▶ _EXERCISE AIM_:
Using the data beneath, show every line that includes the word "vent".
* Start RECORDED INFORMATION *
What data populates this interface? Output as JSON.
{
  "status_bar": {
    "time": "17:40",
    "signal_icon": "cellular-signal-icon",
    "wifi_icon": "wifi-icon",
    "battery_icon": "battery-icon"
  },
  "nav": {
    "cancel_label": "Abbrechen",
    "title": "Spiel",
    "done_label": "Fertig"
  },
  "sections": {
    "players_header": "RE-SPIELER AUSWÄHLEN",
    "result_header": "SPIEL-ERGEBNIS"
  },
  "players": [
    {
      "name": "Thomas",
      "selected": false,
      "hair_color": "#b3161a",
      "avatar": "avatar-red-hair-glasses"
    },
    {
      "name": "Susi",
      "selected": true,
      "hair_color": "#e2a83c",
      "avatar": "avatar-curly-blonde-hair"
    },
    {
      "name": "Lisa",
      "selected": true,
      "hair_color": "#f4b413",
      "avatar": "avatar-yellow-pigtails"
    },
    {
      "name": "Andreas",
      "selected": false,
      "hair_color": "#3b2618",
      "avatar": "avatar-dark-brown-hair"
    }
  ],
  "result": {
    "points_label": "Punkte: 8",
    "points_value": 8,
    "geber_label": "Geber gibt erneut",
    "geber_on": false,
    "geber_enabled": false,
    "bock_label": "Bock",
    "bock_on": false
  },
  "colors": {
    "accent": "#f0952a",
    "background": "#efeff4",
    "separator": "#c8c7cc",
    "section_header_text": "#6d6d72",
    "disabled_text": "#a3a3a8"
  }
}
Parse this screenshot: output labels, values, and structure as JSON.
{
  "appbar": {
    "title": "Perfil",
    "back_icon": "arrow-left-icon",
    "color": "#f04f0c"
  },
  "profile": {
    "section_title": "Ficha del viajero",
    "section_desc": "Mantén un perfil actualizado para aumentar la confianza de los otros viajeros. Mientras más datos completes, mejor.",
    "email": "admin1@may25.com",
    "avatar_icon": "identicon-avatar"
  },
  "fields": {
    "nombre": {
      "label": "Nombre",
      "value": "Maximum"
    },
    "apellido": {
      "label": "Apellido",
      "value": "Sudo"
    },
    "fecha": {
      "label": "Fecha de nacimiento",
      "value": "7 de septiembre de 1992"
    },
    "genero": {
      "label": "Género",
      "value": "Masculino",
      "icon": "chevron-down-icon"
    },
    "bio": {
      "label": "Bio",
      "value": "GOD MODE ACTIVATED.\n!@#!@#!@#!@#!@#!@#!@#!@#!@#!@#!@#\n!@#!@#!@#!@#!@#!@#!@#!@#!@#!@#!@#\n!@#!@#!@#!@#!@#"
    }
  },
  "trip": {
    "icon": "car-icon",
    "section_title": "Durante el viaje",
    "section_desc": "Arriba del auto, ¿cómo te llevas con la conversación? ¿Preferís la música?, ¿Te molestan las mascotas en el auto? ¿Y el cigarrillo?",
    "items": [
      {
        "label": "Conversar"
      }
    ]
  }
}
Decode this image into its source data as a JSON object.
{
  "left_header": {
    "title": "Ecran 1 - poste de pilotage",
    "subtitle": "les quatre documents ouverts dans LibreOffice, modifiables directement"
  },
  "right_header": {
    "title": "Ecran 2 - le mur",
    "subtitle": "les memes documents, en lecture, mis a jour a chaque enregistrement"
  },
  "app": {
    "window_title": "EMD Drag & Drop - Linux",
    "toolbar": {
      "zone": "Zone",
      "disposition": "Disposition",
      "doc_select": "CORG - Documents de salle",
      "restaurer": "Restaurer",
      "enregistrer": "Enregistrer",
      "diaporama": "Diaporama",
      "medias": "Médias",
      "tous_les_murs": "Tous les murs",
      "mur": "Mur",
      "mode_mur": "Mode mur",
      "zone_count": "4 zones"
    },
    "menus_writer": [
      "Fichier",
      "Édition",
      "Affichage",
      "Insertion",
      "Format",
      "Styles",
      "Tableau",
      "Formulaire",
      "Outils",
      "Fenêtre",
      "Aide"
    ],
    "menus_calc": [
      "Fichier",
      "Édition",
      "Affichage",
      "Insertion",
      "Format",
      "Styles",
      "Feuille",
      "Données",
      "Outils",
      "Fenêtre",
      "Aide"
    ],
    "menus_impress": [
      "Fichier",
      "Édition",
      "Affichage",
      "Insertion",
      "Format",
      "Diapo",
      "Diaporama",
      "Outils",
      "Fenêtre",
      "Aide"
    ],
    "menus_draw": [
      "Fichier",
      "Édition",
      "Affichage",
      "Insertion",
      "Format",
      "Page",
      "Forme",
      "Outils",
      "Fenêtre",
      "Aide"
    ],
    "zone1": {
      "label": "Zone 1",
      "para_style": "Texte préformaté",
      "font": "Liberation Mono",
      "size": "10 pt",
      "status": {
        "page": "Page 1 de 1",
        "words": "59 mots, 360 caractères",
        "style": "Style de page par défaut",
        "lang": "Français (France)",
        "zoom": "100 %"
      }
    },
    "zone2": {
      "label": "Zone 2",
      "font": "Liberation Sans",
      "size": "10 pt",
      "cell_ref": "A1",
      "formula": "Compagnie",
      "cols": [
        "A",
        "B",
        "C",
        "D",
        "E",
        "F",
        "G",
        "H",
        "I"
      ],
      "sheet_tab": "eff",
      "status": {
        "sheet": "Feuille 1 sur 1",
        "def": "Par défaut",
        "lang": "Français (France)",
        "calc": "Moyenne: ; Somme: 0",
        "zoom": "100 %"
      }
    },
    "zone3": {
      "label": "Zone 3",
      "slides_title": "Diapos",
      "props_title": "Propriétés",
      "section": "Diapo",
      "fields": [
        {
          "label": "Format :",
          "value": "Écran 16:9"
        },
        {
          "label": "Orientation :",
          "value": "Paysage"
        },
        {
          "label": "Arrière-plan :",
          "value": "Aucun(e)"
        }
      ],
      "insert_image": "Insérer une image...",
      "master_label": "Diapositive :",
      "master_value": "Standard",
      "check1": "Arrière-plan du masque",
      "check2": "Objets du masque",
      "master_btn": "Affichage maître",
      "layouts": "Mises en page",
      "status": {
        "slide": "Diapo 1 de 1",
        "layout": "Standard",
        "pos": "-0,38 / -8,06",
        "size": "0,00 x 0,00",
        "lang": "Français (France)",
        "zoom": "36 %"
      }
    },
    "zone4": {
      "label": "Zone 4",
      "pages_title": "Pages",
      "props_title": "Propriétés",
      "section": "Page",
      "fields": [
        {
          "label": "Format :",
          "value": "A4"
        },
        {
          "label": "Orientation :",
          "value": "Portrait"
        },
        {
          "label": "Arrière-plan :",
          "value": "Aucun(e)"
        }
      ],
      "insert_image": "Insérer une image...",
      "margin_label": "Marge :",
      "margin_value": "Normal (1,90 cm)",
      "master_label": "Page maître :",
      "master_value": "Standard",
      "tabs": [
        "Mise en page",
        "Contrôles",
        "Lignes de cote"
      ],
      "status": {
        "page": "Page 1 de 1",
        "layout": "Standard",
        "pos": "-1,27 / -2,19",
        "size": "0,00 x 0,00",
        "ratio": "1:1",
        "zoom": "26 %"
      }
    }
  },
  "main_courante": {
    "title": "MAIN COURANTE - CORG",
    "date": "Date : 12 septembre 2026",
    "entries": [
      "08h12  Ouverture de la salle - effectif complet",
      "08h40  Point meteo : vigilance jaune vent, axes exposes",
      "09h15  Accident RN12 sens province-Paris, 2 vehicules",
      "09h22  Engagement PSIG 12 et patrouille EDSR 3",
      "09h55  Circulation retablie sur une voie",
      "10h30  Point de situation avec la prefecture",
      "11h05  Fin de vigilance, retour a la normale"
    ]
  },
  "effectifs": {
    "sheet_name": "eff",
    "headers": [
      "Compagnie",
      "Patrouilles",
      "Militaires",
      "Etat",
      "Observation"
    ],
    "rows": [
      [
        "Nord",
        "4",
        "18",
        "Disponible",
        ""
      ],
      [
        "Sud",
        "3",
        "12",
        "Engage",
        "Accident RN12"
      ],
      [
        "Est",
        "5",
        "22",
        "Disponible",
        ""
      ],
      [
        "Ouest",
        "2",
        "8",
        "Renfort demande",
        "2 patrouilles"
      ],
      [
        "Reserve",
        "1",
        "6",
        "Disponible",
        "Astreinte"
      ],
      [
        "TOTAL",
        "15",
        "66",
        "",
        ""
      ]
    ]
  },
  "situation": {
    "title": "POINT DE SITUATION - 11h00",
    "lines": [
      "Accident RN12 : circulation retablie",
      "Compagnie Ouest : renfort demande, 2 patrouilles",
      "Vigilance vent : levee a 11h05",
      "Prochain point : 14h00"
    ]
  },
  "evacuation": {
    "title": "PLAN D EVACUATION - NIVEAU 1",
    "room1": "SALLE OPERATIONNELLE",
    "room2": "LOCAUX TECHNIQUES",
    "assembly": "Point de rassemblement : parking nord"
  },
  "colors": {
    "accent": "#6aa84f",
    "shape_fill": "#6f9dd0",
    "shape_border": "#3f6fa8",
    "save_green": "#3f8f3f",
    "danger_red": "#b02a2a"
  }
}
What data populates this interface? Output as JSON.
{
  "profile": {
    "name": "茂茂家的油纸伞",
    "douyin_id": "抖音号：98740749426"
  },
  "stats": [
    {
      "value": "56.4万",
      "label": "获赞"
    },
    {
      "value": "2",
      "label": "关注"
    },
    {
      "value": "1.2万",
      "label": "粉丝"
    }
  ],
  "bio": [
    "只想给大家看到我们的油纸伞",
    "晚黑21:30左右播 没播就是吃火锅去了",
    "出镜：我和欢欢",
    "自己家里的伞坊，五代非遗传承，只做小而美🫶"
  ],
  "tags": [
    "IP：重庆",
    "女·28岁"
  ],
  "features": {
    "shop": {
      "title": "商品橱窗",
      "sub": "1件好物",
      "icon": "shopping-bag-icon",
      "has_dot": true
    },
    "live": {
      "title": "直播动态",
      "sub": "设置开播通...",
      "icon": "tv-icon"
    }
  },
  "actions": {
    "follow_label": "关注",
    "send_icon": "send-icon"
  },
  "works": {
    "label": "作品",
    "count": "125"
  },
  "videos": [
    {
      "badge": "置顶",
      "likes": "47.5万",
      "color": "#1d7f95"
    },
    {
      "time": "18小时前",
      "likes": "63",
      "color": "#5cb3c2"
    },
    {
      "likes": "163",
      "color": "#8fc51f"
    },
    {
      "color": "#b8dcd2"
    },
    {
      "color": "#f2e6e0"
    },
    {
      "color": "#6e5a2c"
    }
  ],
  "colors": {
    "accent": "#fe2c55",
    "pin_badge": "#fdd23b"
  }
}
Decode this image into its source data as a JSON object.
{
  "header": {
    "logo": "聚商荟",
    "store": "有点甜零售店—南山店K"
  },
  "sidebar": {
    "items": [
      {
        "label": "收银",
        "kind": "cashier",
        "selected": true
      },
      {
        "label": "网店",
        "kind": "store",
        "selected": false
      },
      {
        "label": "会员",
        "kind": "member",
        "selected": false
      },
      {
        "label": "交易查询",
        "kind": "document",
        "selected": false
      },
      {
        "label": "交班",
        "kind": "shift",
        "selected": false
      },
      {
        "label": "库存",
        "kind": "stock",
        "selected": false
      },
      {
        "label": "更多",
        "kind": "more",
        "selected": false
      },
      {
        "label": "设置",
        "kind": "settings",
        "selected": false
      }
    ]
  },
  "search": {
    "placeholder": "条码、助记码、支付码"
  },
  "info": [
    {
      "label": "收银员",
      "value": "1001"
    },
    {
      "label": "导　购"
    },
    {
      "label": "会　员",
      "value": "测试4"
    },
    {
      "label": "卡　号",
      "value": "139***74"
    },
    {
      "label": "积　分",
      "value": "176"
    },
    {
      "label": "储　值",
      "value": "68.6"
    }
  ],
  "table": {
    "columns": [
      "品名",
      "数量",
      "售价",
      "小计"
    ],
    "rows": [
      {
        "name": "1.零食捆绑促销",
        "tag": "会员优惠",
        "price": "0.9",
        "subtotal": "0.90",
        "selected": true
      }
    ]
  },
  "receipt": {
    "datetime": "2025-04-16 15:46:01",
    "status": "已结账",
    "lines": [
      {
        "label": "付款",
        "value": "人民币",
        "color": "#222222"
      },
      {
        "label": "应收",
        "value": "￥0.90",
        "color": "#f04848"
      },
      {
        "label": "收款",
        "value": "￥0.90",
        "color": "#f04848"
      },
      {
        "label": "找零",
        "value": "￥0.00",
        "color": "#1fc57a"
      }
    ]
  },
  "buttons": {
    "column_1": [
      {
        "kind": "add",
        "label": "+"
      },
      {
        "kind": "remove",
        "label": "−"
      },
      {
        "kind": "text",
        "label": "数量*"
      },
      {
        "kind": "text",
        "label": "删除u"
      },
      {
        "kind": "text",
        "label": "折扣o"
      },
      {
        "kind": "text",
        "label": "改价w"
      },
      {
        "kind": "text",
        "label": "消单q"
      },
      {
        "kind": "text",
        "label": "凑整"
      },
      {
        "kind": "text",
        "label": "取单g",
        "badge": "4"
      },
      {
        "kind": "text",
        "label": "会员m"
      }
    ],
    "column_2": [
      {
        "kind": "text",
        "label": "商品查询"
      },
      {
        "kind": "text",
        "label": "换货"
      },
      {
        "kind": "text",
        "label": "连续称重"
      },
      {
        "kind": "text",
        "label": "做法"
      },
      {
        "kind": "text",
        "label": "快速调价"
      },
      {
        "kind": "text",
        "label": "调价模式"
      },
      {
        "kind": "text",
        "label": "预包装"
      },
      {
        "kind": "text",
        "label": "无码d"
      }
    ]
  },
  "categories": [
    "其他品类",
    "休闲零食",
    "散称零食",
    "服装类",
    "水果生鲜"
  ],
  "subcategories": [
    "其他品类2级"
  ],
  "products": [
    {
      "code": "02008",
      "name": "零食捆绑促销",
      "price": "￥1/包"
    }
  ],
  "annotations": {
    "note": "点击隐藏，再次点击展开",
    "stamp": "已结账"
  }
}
* End RECORDED INFORMATION *
▶ _TASK OUTPUT_:
      "08h40  Point meteo : vigilance jaune vent, axes exposes",
      "Vigilance vent : levee a 11h05",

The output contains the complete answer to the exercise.